Copy nothing but the text: reproduce each line of the listing exactly and leave the pictures out.

### EXTRACTED RECORDS:
———
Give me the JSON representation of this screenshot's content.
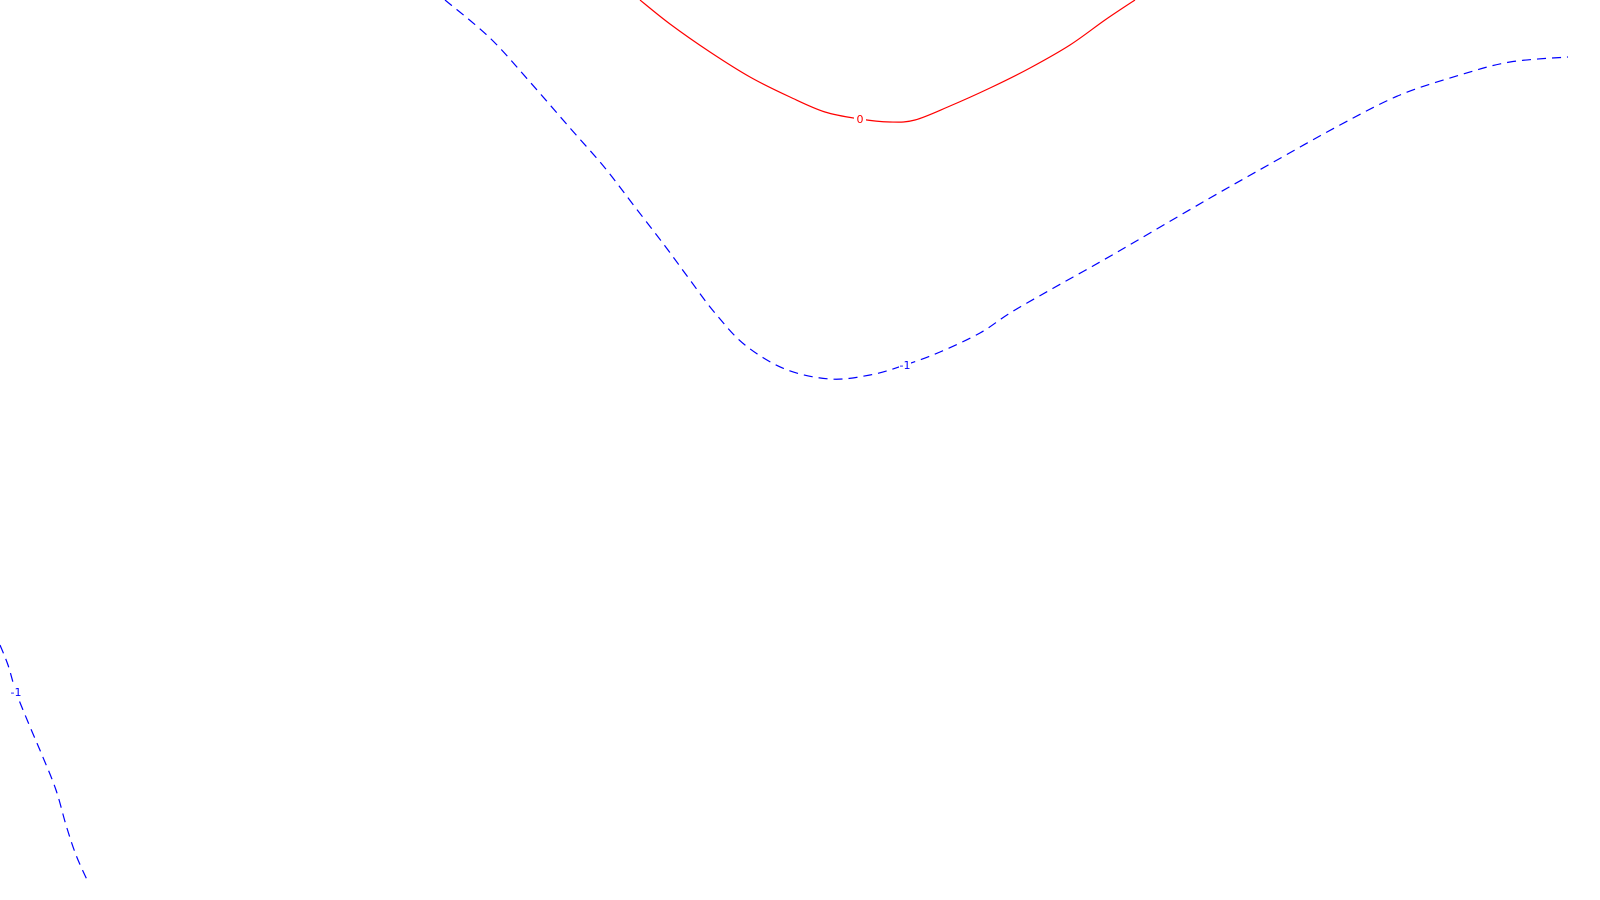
{
  "chart_data": {
    "type": "contour",
    "title": "",
    "xlabel": "",
    "ylabel": "",
    "grid": false,
    "legend": "none",
    "levels": [
      {
        "level_label": "0",
        "color": "#ff0000",
        "line_style": "solid",
        "segments": [
          {
            "points": [
              [
                640,
                0
              ],
              [
                670,
                24
              ],
              [
                710,
                52
              ],
              [
                750,
                77
              ],
              [
                790,
                97
              ],
              [
                825,
                112
              ],
              [
                860,
                119
              ],
              [
                890,
                122
              ],
              [
                915,
                120
              ],
              [
                950,
                106
              ],
              [
                990,
                88
              ],
              [
                1030,
                68
              ],
              [
                1070,
                45
              ],
              [
                1105,
                20
              ],
              [
                1135,
                0
              ]
            ],
            "label_at": 6
          }
        ]
      },
      {
        "level_label": "-1",
        "color": "#0000ff",
        "line_style": "dashed",
        "segments": [
          {
            "points": [
              [
                445,
                0
              ],
              [
                490,
                38
              ],
              [
                530,
                82
              ],
              [
                570,
                128
              ],
              [
                605,
                168
              ],
              [
                635,
                207
              ],
              [
                665,
                246
              ],
              [
                690,
                280
              ],
              [
                715,
                313
              ],
              [
                745,
                345
              ],
              [
                785,
                369
              ],
              [
                830,
                379
              ],
              [
                870,
                375
              ],
              [
                905,
                365
              ],
              [
                940,
                352
              ],
              [
                980,
                333
              ],
              [
                1010,
                313
              ],
              [
                1050,
                290
              ],
              [
                1100,
                262
              ],
              [
                1150,
                233
              ],
              [
                1210,
                198
              ],
              [
                1270,
                164
              ],
              [
                1340,
                125
              ],
              [
                1400,
                95
              ],
              [
                1460,
                75
              ],
              [
                1510,
                62
              ],
              [
                1568,
                57
              ]
            ],
            "label_at": 13
          },
          {
            "points": [
              [
                0,
                645
              ],
              [
                8,
                665
              ],
              [
                16,
                692
              ],
              [
                28,
                722
              ],
              [
                42,
                755
              ],
              [
                56,
                790
              ],
              [
                66,
                825
              ],
              [
                76,
                855
              ],
              [
                88,
                882
              ]
            ],
            "label_at": 2
          }
        ]
      }
    ]
  }
}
———
### RESPONSE:
Give me the JSON representation of this screenshot's content.
{
  "chart_data": {
    "type": "contour",
    "title": "",
    "xlabel": "",
    "ylabel": "",
    "grid": false,
    "legend": "none",
    "levels": [
      {
        "level_label": "0",
        "color": "#ff0000",
        "line_style": "solid",
        "segments": [
          {
            "points": [
              [
                640,
                0
              ],
              [
                670,
                24
              ],
              [
                710,
                52
              ],
              [
                750,
                77
              ],
              [
                790,
                97
              ],
              [
                825,
                112
              ],
              [
                860,
                119
              ],
              [
                890,
                122
              ],
              [
                915,
                120
              ],
              [
                950,
                106
              ],
              [
                990,
                88
              ],
              [
                1030,
                68
              ],
              [
                1070,
                45
              ],
              [
                1105,
                20
              ],
              [
                1135,
                0
              ]
            ],
            "label_at": 6
          }
        ]
      },
      {
        "level_label": "-1",
        "color": "#0000ff",
        "line_style": "dashed",
        "segments": [
          {
            "points": [
              [
                445,
                0
              ],
              [
                490,
                38
              ],
              [
                530,
                82
              ],
              [
                570,
                128
              ],
              [
                605,
                168
              ],
              [
                635,
                207
              ],
              [
                665,
                246
              ],
              [
                690,
                280
              ],
              [
                715,
                313
              ],
              [
                745,
                345
              ],
              [
                785,
                369
              ],
              [
                830,
                379
              ],
              [
                870,
                375
              ],
              [
                905,
                365
              ],
              [
                940,
                352
              ],
              [
                980,
                333
              ],
              [
                1010,
                313
              ],
              [
                1050,
                290
              ],
              [
                1100,
                262
              ],
              [
                1150,
                233
              ],
              [
                1210,
                198
              ],
              [
                1270,
                164
              ],
              [
                1340,
                125
              ],
              [
                1400,
                95
              ],
              [
                1460,
                75
              ],
              [
                1510,
                62
              ],
              [
                1568,
                57
              ]
            ],
            "label_at": 13
          },
          {
            "points": [
              [
                0,
                645
              ],
              [
                8,
                665
              ],
              [
                16,
                692
              ],
              [
                28,
                722
              ],
              [
                42,
                755
              ],
              [
                56,
                790
              ],
              [
                66,
                825
              ],
              [
                76,
                855
              ],
              [
                88,
                882
              ]
            ],
            "label_at": 2
          }
        ]
      }
    ]
  }
}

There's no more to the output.